= 1804 in poetry =

Nationality words link to articles with information on the nation's poetry or literature (for instance, Irish or France).

==Events==
- William Wordsworth writes "I Wandered Lonely as a Cloud", inspired by an incident on April 15, 1802, in which Wordsworth and his sister, Dorothy, came across a "long belt" of daffodils. The poem will be first published in 1807 and published in revised form in 1815. It is titled "The Daffodils" in some anthologies.

==Works published==

===United Kingdom===
- William Blake
  - Milton (including "And did those feet in ancient time") (see 1808 in poetry)
  - Jerusalem: The Emanation of the Giant Albion (publication concluded 1820)

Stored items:
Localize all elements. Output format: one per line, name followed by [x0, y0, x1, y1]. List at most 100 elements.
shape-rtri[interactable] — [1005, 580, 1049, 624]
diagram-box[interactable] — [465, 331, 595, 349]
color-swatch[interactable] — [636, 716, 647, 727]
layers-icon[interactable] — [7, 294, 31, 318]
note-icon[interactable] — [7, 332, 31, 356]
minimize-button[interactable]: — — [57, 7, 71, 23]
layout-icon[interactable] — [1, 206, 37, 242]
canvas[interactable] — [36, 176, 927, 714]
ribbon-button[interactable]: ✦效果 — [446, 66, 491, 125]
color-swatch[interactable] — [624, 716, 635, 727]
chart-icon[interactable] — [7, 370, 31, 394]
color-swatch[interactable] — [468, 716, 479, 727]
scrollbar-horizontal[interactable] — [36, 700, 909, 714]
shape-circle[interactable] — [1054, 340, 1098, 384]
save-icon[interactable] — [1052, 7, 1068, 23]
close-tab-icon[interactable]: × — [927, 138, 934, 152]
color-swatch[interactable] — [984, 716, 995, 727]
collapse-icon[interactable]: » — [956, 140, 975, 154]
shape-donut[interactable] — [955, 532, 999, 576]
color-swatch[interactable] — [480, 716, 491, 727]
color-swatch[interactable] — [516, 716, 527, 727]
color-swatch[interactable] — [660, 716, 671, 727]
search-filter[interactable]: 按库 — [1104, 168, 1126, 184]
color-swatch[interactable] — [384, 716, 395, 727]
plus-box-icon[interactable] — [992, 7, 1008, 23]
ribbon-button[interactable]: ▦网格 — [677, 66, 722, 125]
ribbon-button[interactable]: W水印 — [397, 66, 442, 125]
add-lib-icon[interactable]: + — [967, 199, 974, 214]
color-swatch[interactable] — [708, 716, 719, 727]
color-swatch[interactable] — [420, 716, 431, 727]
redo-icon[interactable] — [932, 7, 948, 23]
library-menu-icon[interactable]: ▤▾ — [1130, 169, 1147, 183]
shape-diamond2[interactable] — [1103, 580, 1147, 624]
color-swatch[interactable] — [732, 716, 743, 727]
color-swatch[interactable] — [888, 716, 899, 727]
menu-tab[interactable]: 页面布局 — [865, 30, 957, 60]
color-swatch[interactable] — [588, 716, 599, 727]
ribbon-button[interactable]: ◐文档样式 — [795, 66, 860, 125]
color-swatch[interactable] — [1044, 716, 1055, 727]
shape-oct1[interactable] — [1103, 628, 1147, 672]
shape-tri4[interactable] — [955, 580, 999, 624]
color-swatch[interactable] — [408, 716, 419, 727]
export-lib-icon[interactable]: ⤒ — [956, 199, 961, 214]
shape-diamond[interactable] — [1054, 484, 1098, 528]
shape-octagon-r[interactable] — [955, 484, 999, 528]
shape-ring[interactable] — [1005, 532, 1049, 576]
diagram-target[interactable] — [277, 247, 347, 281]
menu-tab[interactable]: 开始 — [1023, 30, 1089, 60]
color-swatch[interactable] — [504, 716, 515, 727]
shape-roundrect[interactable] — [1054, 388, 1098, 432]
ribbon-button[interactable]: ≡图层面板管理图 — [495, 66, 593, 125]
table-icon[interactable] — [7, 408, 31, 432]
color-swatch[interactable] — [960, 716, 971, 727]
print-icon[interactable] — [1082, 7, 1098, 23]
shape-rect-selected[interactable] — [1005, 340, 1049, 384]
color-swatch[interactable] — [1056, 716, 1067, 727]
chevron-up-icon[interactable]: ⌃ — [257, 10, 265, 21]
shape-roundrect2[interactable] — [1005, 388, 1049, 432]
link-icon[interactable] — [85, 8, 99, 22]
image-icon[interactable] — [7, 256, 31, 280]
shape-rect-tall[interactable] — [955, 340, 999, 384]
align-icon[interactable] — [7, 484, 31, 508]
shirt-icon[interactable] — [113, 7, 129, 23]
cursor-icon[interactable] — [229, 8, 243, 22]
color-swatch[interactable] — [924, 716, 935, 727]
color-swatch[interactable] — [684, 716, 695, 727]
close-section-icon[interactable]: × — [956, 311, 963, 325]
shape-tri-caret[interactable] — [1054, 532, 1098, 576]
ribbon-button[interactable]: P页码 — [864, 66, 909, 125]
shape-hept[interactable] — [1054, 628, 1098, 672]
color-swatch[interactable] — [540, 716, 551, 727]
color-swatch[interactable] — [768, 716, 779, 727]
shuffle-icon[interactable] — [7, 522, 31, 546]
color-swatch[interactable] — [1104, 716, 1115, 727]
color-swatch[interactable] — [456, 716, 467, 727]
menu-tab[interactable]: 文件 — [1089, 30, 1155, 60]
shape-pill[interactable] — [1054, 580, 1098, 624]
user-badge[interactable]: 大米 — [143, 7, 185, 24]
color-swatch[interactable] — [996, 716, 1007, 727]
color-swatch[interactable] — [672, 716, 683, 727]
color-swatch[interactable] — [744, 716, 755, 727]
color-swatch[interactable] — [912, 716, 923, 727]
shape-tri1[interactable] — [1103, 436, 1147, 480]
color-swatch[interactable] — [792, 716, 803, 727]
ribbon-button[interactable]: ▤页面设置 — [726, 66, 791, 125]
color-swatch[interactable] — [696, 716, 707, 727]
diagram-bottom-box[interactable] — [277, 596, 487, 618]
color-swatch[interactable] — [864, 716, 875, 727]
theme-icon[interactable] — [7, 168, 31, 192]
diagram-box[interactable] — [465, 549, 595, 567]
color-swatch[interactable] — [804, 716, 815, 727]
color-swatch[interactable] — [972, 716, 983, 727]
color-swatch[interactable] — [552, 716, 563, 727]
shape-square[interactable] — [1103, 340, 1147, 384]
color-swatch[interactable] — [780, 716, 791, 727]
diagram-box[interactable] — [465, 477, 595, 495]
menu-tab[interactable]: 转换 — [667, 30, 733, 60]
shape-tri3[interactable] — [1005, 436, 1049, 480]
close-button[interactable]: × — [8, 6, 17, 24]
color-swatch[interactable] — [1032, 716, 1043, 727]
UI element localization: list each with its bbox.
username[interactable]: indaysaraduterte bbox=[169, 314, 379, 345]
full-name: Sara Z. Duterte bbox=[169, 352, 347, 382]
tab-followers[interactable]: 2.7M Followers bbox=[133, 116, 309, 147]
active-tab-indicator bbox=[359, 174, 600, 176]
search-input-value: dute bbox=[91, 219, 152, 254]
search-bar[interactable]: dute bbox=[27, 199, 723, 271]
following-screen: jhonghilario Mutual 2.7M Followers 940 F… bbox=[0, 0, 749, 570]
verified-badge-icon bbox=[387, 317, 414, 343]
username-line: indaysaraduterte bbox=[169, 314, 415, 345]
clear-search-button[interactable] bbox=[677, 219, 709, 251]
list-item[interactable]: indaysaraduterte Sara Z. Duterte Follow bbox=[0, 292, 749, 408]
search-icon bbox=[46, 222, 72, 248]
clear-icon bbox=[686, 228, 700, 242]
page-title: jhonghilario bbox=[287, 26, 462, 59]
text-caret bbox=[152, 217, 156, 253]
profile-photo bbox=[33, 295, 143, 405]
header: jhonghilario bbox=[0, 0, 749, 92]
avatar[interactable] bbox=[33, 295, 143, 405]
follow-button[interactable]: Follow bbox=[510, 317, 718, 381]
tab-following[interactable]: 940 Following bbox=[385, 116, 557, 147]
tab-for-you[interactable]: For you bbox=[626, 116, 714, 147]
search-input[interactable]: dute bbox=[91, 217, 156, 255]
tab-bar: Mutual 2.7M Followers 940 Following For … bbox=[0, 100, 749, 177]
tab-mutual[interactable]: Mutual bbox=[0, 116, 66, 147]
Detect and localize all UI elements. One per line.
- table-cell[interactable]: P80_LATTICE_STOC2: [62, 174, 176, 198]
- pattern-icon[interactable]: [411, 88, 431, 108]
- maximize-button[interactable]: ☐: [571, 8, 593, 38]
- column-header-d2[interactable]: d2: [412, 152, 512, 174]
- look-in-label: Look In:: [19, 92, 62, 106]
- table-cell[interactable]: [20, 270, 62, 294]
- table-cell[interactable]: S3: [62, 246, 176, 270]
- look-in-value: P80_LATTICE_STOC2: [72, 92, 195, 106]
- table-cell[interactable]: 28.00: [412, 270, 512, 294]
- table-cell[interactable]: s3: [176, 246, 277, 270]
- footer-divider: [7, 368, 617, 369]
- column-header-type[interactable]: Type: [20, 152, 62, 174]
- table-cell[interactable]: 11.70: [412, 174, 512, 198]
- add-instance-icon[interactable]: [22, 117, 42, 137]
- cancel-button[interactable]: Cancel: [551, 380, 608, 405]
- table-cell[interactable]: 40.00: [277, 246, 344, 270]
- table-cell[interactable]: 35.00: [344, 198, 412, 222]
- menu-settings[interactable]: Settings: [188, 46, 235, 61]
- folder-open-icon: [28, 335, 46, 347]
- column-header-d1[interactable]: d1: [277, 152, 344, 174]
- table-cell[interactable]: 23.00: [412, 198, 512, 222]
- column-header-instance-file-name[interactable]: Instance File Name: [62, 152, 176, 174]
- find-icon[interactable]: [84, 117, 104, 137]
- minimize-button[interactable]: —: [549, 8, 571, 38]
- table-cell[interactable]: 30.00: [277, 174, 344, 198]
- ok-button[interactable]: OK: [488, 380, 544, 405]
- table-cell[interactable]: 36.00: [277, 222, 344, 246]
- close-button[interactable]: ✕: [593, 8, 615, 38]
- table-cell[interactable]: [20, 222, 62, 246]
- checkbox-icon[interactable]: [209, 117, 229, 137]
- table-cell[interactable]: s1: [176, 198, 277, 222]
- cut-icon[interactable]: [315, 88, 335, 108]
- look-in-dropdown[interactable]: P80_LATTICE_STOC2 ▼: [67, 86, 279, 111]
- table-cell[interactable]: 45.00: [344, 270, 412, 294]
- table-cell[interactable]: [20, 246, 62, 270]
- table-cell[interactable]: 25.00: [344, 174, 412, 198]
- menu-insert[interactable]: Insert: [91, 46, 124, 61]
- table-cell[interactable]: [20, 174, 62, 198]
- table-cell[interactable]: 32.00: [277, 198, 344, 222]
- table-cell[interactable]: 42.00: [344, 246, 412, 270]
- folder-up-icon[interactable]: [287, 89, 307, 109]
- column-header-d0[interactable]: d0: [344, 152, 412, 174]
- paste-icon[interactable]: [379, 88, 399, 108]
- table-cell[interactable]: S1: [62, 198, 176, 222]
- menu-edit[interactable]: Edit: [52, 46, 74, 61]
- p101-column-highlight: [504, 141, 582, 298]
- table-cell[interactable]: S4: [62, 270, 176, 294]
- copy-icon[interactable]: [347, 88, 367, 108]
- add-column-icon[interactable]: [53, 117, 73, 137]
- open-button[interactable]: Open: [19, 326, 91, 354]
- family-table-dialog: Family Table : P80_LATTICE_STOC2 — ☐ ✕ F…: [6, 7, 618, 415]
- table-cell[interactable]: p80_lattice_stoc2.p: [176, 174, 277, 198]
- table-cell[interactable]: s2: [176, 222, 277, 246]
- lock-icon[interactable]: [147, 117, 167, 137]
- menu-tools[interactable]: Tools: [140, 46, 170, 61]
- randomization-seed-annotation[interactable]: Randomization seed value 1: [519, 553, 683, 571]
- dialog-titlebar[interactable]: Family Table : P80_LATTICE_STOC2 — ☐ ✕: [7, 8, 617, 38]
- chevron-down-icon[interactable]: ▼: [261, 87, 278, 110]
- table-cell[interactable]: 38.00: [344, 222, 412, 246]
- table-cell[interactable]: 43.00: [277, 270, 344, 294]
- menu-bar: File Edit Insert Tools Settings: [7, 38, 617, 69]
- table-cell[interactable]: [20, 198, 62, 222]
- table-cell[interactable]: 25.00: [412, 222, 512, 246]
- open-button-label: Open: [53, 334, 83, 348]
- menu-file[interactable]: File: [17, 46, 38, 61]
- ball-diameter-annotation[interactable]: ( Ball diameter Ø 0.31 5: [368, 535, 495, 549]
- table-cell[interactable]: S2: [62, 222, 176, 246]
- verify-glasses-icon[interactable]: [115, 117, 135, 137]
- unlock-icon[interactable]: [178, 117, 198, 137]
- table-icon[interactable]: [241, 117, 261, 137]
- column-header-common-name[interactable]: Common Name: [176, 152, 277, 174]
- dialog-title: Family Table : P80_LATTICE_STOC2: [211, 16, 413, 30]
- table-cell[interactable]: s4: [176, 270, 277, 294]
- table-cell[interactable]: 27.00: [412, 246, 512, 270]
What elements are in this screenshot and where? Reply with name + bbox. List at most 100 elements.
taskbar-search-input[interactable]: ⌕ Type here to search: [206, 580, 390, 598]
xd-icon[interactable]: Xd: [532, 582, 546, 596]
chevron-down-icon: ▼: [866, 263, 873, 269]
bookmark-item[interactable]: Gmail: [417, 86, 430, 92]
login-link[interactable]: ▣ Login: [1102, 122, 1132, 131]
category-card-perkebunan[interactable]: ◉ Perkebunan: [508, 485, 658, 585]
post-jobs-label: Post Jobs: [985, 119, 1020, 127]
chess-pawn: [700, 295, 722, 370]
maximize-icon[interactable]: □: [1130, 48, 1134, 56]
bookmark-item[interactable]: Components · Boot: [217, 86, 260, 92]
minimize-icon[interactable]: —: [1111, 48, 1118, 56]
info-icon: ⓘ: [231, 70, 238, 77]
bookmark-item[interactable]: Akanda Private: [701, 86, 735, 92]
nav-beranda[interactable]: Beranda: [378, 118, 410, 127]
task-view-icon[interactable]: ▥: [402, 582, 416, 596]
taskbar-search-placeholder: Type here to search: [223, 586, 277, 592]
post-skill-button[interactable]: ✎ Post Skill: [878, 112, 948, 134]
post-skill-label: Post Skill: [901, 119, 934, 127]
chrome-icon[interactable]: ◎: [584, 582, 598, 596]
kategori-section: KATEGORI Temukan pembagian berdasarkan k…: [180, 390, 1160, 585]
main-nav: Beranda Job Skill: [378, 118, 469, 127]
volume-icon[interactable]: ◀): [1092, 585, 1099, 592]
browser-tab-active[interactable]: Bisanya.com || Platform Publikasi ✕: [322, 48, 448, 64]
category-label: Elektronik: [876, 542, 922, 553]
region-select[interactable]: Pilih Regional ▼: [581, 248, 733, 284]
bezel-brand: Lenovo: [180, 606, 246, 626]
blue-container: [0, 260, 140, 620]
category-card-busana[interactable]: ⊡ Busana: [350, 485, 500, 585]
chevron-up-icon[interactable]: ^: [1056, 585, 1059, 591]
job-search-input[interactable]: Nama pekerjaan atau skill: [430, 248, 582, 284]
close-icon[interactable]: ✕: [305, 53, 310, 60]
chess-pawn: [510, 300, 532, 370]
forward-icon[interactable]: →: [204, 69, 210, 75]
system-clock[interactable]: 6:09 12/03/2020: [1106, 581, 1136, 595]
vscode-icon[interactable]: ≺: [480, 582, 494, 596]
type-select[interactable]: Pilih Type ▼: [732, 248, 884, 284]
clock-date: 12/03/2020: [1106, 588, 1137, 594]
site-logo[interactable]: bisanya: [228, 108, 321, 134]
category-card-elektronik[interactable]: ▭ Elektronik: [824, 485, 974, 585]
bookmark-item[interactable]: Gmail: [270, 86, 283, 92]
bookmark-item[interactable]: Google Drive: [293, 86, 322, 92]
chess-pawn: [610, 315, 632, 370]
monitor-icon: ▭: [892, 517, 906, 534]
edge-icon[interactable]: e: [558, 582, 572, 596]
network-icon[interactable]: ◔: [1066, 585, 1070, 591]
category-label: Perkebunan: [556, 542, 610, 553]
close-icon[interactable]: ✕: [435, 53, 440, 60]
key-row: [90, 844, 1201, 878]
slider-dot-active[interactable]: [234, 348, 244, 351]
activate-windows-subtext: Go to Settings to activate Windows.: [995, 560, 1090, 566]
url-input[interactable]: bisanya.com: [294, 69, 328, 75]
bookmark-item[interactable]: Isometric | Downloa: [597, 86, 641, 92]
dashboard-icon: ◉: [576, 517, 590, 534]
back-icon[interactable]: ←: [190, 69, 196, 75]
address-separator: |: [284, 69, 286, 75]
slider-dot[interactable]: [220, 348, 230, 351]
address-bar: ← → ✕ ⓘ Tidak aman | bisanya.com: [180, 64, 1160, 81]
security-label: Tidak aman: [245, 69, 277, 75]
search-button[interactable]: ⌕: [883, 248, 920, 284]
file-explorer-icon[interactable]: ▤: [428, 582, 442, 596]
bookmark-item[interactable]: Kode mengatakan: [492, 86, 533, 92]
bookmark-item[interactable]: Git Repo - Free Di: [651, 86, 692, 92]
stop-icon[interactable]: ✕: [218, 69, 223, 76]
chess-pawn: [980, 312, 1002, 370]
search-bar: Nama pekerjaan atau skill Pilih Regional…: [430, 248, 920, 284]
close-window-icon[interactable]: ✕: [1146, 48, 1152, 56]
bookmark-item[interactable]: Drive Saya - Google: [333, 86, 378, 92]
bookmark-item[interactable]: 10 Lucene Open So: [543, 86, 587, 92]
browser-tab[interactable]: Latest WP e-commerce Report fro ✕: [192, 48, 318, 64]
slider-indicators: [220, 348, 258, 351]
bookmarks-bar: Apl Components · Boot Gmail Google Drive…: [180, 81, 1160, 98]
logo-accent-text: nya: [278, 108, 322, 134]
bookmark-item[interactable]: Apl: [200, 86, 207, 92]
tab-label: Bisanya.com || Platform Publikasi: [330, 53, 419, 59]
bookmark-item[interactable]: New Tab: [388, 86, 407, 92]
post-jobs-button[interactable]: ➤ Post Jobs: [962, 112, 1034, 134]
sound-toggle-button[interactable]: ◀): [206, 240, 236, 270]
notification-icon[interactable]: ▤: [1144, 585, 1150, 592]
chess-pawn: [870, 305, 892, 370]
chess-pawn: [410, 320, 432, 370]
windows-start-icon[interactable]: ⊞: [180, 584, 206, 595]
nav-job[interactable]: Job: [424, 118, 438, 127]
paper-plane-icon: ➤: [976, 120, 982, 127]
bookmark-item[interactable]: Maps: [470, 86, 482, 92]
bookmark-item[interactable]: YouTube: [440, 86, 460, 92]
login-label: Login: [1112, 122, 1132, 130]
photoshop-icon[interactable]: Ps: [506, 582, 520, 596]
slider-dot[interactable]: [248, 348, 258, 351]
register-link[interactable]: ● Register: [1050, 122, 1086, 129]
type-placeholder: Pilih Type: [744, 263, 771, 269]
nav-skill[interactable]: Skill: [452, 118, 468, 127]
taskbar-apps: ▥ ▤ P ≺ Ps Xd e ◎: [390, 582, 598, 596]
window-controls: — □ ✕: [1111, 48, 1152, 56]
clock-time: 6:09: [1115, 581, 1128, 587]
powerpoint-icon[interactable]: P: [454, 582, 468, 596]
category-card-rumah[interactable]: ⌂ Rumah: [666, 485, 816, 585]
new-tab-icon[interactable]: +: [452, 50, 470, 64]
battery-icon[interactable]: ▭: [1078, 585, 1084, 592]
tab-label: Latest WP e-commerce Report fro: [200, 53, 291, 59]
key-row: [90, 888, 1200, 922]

* [EXERCISE TASKS]
a: Rewrite the stored items from their first line through the line that contains "minimize-button[interactable]: — —", putting "Locate" in place of "Localize" and leaving everything else unchanged.
b: Can you extend the 1804 in poetry article past its last line?

* [RESPONSE LIST]
a:
Locate all elements. Output format: one per line, name followed by [x0, y0, x1, y1]. List at most 100 elements.
shape-rtri[interactable] — [1005, 580, 1049, 624]
diagram-box[interactable] — [465, 331, 595, 349]
color-swatch[interactable] — [636, 716, 647, 727]
layers-icon[interactable] — [7, 294, 31, 318]
note-icon[interactable] — [7, 332, 31, 356]
minimize-button[interactable]: — — [57, 7, 71, 23]

b:
- Robert Bloomfield, Good Tidings; or, News from the Farm
- William Lisle Bowles, The Spirit of Discovery; or, The Conquest of the Ocean
- Thomas Brown, Poems
- John Galt, The Battle of Largs, published anonymously; the author's first published work
- James Grahame, The Sabbath, published anonymously
- Thomas Love Peacock, The Monks of St. Mark, published anonymously
- Ann Taylor and Jane Taylor, Original Poems for Infant Minds

===United States===
- Thomas Green Fessenden, Original Poems, collected from the author's submissions to newspapers, mostly literary and anti-Jacobin satires; the book is popular, especially one poem in it, "The Country Lovers"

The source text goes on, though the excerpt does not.